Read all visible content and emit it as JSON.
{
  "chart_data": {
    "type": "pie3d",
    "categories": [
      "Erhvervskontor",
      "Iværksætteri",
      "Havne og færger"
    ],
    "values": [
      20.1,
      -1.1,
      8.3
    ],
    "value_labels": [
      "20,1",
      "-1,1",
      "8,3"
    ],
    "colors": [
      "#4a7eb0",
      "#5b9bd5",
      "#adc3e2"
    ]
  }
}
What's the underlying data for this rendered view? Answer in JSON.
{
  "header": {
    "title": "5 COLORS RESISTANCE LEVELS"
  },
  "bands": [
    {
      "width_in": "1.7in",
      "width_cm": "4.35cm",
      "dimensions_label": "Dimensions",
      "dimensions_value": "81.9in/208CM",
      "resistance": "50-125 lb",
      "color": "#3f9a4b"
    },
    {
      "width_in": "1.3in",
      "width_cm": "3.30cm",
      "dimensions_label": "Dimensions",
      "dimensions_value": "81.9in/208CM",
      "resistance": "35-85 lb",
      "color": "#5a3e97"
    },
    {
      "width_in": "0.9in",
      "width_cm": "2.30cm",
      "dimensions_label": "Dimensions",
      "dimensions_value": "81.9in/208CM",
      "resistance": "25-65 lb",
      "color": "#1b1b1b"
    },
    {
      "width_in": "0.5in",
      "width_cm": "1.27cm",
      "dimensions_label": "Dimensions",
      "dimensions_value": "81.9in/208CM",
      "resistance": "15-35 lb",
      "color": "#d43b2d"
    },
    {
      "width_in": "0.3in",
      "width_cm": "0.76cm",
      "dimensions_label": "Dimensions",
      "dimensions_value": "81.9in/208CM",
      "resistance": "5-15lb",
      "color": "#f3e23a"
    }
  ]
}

※

TASK TO COMPLETE: Reproduce the material above, every line of it, exactly.

EXPECTED ANSWER:
Read all visible content and emit it as JSON.
{
  "chart_data": {
    "type": "pie3d",
    "categories": [
      "Erhvervskontor",
      "Iværksætteri",
      "Havne og færger"
    ],
    "values": [
      20.1,
      -1.1,
      8.3
    ],
    "value_labels": [
      "20,1",
      "-1,1",
      "8,3"
    ],
    "colors": [
      "#4a7eb0",
      "#5b9bd5",
      "#adc3e2"
    ]
  }
}
What's the underlying data for this rendered view? Answer in JSON.
{
  "header": {
    "title": "5 COLORS RESISTANCE LEVELS"
  },
  "bands": [
    {
      "width_in": "1.7in",
      "width_cm": "4.35cm",
      "dimensions_label": "Dimensions",
      "dimensions_value": "81.9in/208CM",
      "resistance": "50-125 lb",
      "color": "#3f9a4b"
    },
    {
      "width_in": "1.3in",
      "width_cm": "3.30cm",
      "dimensions_label": "Dimensions",
      "dimensions_value": "81.9in/208CM",
      "resistance": "35-85 lb",
      "color": "#5a3e97"
    },
    {
      "width_in": "0.9in",
      "width_cm": "2.30cm",
      "dimensions_label": "Dimensions",
      "dimensions_value": "81.9in/208CM",
      "resistance": "25-65 lb",
      "color": "#1b1b1b"
    },
    {
      "width_in": "0.5in",
      "width_cm": "1.27cm",
      "dimensions_label": "Dimensions",
      "dimensions_value": "81.9in/208CM",
      "resistance": "15-35 lb",
      "color": "#d43b2d"
    },
    {
      "width_in": "0.3in",
      "width_cm": "0.76cm",
      "dimensions_label": "Dimensions",
      "dimensions_value": "81.9in/208CM",
      "resistance": "5-15lb",
      "color": "#f3e23a"
    }
  ]
}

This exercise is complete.